— BEGIN —

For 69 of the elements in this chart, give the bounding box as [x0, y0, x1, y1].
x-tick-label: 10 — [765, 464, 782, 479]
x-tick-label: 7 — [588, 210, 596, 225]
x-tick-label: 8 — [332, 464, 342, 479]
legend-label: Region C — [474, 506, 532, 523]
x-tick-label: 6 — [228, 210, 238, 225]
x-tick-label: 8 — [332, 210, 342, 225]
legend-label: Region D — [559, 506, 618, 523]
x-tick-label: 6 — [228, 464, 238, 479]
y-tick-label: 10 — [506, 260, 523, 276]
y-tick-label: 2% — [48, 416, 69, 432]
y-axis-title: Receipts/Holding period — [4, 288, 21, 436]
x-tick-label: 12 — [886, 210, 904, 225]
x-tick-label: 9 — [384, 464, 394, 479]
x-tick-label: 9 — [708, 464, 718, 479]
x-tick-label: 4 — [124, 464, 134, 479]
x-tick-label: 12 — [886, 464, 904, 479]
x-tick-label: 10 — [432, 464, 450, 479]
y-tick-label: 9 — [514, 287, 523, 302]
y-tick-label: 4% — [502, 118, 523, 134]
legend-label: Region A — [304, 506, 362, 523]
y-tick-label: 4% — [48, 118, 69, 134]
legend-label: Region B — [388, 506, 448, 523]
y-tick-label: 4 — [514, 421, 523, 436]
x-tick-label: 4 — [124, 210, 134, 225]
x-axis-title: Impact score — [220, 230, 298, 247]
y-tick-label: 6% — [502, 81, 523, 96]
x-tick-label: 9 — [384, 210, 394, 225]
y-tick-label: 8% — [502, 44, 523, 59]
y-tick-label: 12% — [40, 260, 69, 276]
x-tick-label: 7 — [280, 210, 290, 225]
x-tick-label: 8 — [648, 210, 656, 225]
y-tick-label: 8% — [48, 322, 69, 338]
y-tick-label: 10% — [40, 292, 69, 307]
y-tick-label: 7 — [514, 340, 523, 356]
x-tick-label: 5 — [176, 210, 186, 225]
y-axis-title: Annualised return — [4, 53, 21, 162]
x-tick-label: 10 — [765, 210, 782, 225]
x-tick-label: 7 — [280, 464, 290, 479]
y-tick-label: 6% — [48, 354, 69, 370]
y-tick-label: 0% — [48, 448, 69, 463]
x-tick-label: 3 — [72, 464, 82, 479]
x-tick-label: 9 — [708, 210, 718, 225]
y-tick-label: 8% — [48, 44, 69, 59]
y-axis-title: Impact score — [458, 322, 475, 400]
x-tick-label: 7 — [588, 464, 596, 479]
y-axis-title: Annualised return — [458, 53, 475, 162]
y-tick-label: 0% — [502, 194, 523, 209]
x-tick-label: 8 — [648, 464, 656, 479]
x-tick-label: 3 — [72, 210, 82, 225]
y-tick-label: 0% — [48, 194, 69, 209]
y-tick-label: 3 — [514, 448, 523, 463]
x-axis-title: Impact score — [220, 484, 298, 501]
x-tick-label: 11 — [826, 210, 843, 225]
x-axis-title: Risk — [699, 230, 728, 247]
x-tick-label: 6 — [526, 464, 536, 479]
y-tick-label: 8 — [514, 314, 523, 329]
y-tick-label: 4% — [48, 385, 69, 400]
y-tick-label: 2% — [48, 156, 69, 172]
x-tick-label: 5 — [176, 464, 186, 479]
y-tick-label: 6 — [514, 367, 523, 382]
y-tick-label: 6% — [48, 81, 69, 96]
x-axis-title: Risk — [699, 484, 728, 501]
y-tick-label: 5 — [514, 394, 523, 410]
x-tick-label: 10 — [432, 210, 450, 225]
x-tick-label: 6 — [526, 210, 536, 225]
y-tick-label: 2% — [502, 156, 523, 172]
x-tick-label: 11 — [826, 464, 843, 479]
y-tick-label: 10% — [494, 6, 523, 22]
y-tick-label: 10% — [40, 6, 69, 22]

— END —

● Exercise:
Revise the records above by changing every "Region" to "Zone", and write all the lines out again with nothing else altered.

● Finished exercise:
For 69 of the elements in this chart, give the bounding box as [x0, y0, x1, y1].
x-tick-label: 10 — [765, 464, 782, 479]
x-tick-label: 7 — [588, 210, 596, 225]
x-tick-label: 8 — [332, 464, 342, 479]
legend-label: Zone C — [474, 506, 532, 523]
x-tick-label: 6 — [228, 210, 238, 225]
x-tick-label: 8 — [332, 210, 342, 225]
legend-label: Zone D — [559, 506, 618, 523]
x-tick-label: 6 — [228, 464, 238, 479]
y-tick-label: 10 — [506, 260, 523, 276]
y-tick-label: 2% — [48, 416, 69, 432]
y-axis-title: Receipts/Holding period — [4, 288, 21, 436]
x-tick-label: 12 — [886, 210, 904, 225]
x-tick-label: 9 — [384, 464, 394, 479]
x-tick-label: 9 — [708, 464, 718, 479]
x-tick-label: 4 — [124, 464, 134, 479]
x-tick-label: 12 — [886, 464, 904, 479]
x-tick-label: 10 — [432, 464, 450, 479]
y-tick-label: 9 — [514, 287, 523, 302]
y-tick-label: 4% — [502, 118, 523, 134]
legend-label: Zone A — [304, 506, 362, 523]
y-tick-label: 4% — [48, 118, 69, 134]
legend-label: Zone B — [388, 506, 448, 523]
y-tick-label: 4 — [514, 421, 523, 436]
x-tick-label: 4 — [124, 210, 134, 225]
x-axis-title: Impact score — [220, 230, 298, 247]
y-tick-label: 6% — [502, 81, 523, 96]
x-tick-label: 9 — [384, 210, 394, 225]
y-tick-label: 8% — [502, 44, 523, 59]
y-tick-label: 12% — [40, 260, 69, 276]
x-tick-label: 7 — [280, 210, 290, 225]
x-tick-label: 8 — [648, 210, 656, 225]
y-tick-label: 8% — [48, 322, 69, 338]
y-tick-label: 10% — [40, 292, 69, 307]
y-tick-label: 7 — [514, 340, 523, 356]
x-tick-label: 5 — [176, 210, 186, 225]
y-axis-title: Annualised return — [4, 53, 21, 162]
x-tick-label: 10 — [765, 210, 782, 225]
x-tick-label: 7 — [280, 464, 290, 479]
y-tick-label: 6% — [48, 354, 69, 370]
y-tick-label: 0% — [48, 448, 69, 463]
x-tick-label: 3 — [72, 464, 82, 479]
x-tick-label: 9 — [708, 210, 718, 225]
y-tick-label: 8% — [48, 44, 69, 59]
y-axis-title: Impact score — [458, 322, 475, 400]
x-tick-label: 7 — [588, 464, 596, 479]
y-axis-title: Annualised return — [458, 53, 475, 162]
y-tick-label: 0% — [502, 194, 523, 209]
x-tick-label: 8 — [648, 464, 656, 479]
x-tick-label: 3 — [72, 210, 82, 225]
y-tick-label: 0% — [48, 194, 69, 209]
y-tick-label: 3 — [514, 448, 523, 463]
x-axis-title: Impact score — [220, 484, 298, 501]
x-tick-label: 11 — [826, 210, 843, 225]
x-axis-title: Risk — [699, 230, 728, 247]
x-tick-label: 6 — [526, 464, 536, 479]
y-tick-label: 8 — [514, 314, 523, 329]
y-tick-label: 4% — [48, 385, 69, 400]
y-tick-label: 2% — [48, 156, 69, 172]
x-tick-label: 5 — [176, 464, 186, 479]
y-tick-label: 6 — [514, 367, 523, 382]
y-tick-label: 6% — [48, 81, 69, 96]
x-axis-title: Risk — [699, 484, 728, 501]
y-tick-label: 5 — [514, 394, 523, 410]
x-tick-label: 10 — [432, 210, 450, 225]
x-tick-label: 6 — [526, 210, 536, 225]
y-tick-label: 2% — [502, 156, 523, 172]
x-tick-label: 11 — [826, 464, 843, 479]
y-tick-label: 10% — [494, 6, 523, 22]
y-tick-label: 10% — [40, 6, 69, 22]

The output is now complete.